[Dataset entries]
-*-*-
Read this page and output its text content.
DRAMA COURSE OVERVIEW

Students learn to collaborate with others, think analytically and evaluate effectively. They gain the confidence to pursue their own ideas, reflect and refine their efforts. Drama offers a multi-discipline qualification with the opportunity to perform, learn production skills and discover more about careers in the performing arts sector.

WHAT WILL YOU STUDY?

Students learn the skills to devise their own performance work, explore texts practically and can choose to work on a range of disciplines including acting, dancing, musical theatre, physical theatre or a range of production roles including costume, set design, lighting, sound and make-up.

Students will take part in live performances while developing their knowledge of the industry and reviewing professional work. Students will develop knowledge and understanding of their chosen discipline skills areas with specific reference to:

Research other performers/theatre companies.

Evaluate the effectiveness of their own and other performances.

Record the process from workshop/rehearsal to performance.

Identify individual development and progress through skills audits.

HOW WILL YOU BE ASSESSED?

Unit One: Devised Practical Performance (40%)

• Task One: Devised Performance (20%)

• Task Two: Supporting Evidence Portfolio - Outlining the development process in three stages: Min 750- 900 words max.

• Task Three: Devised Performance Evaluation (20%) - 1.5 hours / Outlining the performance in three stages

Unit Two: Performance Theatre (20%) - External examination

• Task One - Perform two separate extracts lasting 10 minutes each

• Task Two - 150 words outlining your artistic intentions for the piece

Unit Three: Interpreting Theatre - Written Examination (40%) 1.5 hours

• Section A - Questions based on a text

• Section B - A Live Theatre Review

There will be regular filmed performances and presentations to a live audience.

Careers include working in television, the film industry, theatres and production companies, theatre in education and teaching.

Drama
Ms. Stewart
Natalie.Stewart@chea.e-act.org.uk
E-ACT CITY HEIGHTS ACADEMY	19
-*-*-
> [Work required]: Copy out each line that contains the word "Task".

> [Exercise solution]:
• Task One: Devised Performance (20%)
• Task Two: Supporting Evidence Portfolio - Outlining the development process in three stages: Min 750- 900 words max.
• Task Three: Devised Performance Evaluation (20%) - 1.5 hours / Outlining the performance in three stages
• Task One - Perform two separate extracts lasting 10 minutes each
• Task Two - 150 words outlining your artistic intentions for the piece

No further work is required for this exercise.